:: Stated exercise ::
Count how many lines hold the string "кожи". Give that number alone.

START Listed entries

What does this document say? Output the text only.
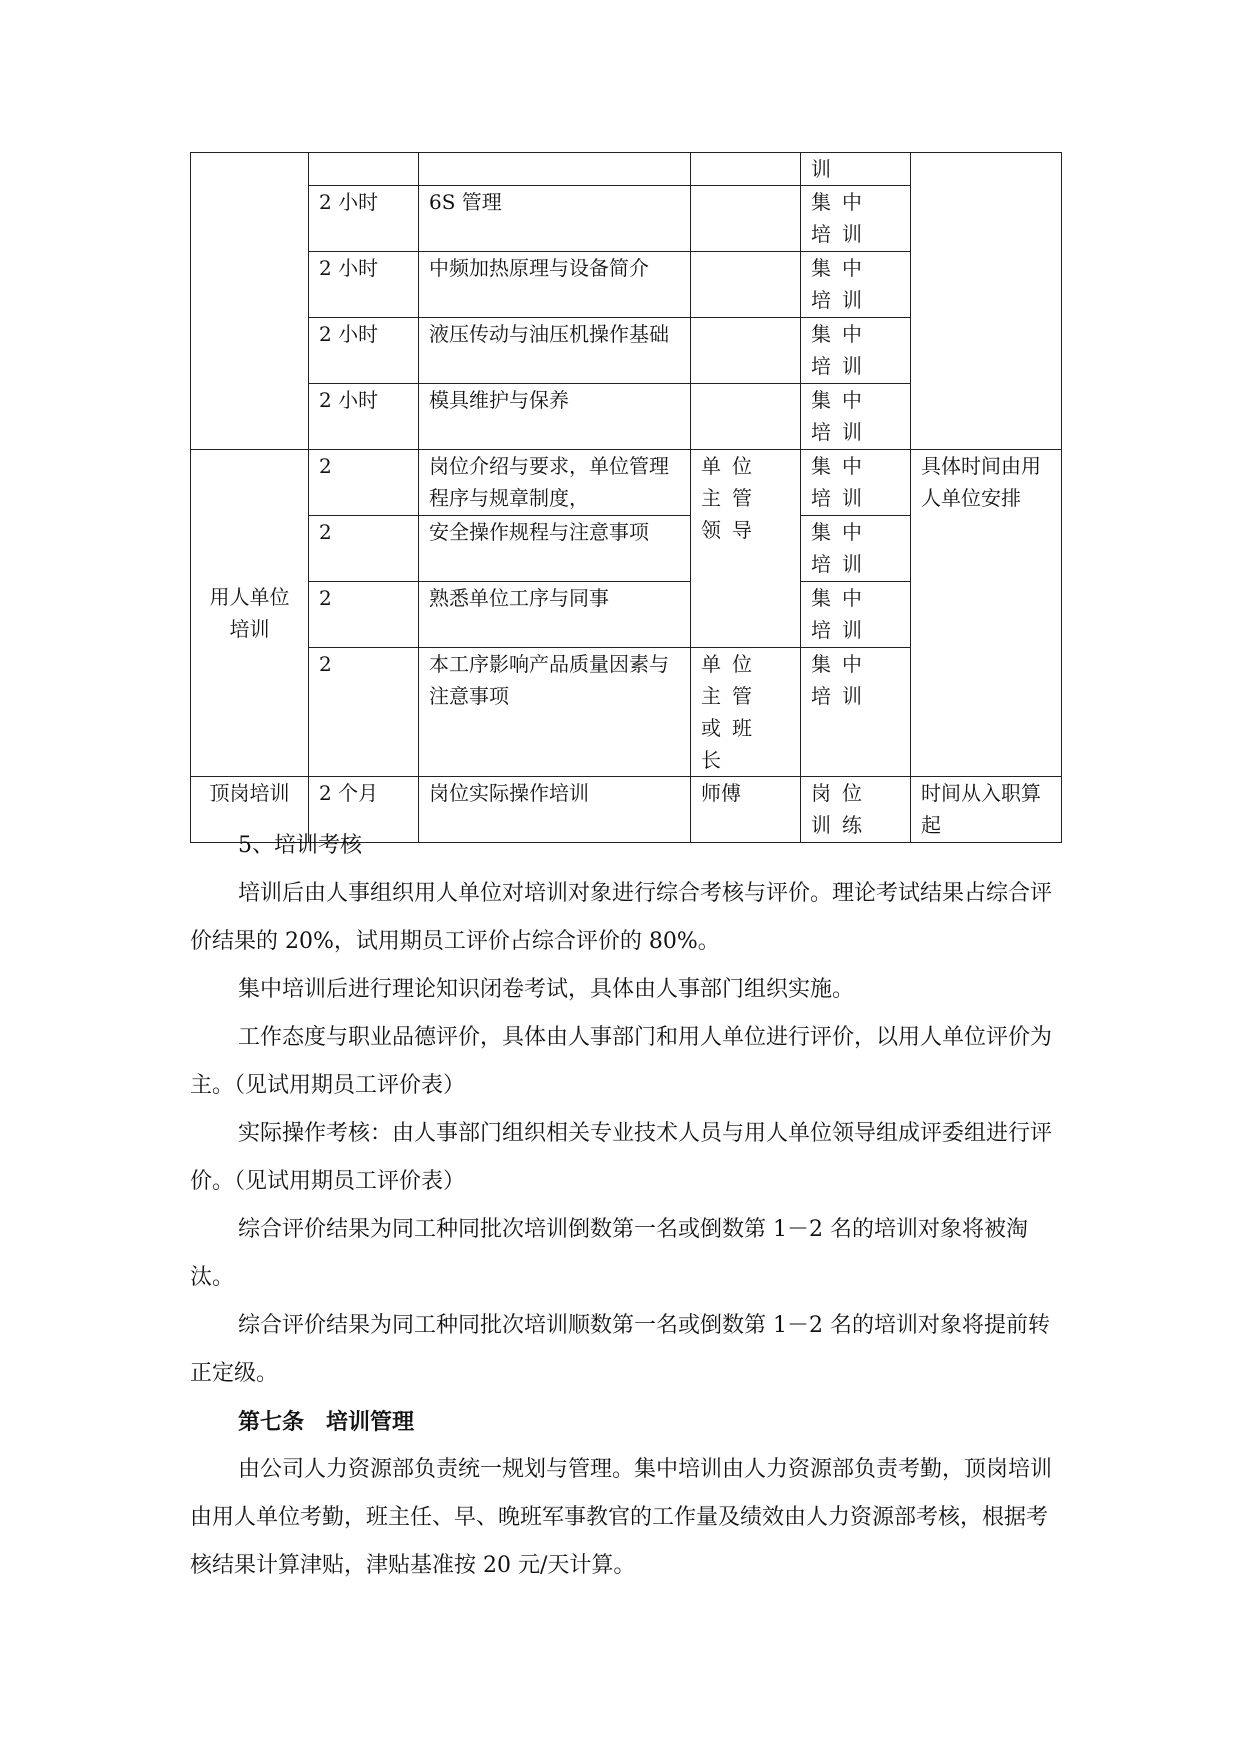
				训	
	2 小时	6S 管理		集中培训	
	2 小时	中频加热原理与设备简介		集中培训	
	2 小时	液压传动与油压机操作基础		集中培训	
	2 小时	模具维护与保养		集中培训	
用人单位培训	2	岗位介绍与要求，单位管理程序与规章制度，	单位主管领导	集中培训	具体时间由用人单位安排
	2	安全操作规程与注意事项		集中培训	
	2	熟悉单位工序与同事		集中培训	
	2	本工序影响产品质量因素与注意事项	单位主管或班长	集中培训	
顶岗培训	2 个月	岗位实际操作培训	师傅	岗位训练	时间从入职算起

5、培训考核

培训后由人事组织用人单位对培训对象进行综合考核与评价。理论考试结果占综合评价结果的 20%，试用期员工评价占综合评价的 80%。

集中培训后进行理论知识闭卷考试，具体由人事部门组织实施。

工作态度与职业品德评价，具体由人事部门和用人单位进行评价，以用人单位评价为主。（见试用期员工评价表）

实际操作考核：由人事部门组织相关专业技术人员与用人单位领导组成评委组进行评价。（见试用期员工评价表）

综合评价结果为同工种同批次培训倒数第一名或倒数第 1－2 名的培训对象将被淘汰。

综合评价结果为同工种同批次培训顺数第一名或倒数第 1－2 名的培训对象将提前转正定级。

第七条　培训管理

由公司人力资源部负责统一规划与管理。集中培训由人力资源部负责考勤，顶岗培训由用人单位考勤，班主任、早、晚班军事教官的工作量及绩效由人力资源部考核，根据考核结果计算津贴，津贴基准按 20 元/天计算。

END Listed entries
START Listed entries

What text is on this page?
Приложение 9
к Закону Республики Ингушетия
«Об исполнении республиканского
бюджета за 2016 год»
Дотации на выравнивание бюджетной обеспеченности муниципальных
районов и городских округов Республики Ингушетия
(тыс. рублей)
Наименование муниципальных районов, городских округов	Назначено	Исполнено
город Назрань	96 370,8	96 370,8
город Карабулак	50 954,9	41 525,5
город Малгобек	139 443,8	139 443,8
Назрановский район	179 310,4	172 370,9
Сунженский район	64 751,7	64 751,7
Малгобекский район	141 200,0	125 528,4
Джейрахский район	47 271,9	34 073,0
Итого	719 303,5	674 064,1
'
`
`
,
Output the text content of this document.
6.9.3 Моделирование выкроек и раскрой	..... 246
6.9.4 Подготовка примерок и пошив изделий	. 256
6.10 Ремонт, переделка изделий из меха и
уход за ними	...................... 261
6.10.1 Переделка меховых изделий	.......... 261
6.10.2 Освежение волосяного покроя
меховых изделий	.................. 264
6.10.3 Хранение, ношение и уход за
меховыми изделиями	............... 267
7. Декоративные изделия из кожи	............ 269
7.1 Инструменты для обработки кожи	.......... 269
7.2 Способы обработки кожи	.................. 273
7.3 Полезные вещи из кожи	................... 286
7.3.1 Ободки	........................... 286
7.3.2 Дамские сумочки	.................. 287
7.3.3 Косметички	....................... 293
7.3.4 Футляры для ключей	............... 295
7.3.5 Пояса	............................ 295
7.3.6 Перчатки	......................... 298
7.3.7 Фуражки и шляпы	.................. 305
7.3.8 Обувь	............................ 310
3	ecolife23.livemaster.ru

END Listed entries
START Listed entries

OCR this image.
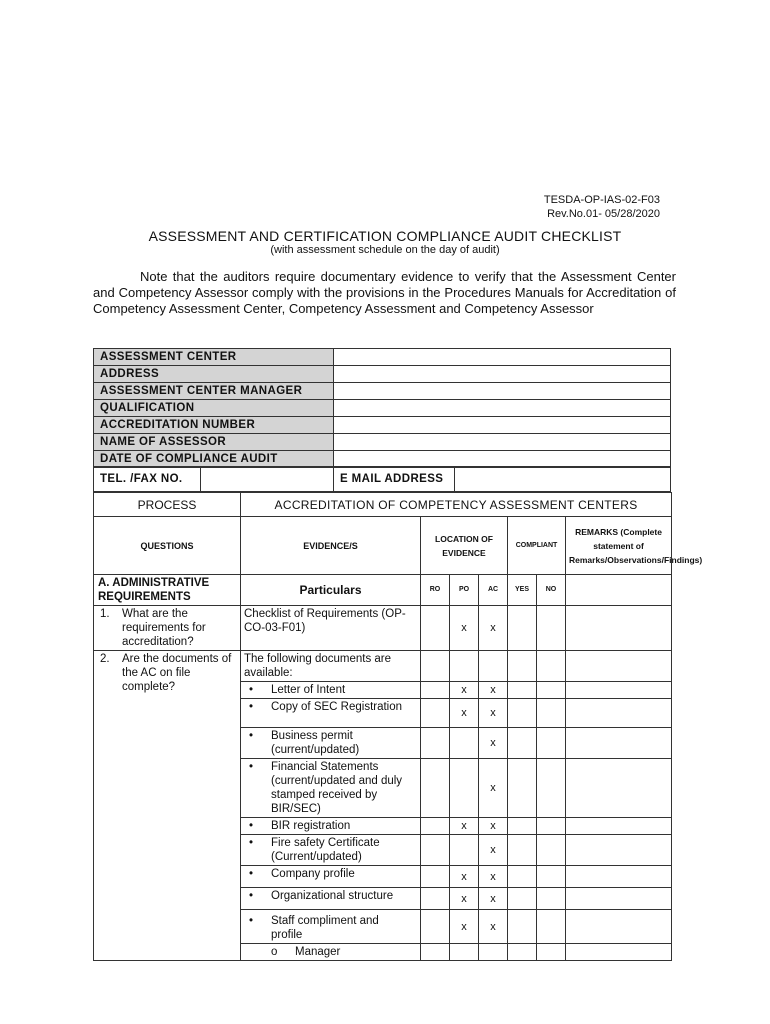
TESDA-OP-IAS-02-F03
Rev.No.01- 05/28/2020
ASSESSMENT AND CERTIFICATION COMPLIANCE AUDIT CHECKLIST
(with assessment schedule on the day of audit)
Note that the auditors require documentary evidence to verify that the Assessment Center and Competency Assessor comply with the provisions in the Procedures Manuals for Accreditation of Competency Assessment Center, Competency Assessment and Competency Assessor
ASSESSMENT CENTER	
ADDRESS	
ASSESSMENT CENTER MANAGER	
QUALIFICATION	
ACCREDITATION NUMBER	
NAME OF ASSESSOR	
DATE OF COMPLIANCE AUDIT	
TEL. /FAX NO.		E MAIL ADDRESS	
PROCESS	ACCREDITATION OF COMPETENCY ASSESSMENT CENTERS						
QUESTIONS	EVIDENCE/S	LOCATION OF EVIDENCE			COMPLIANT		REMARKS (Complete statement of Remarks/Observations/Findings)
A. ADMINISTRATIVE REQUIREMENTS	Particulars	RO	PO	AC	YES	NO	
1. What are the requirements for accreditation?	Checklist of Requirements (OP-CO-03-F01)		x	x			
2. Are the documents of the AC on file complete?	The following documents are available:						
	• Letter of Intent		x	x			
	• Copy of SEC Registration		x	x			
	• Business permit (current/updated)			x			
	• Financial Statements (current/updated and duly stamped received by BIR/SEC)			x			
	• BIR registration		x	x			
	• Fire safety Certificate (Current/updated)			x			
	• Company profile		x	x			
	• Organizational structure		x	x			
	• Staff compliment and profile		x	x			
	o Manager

END Listed entries

:: Solved exercise ::
4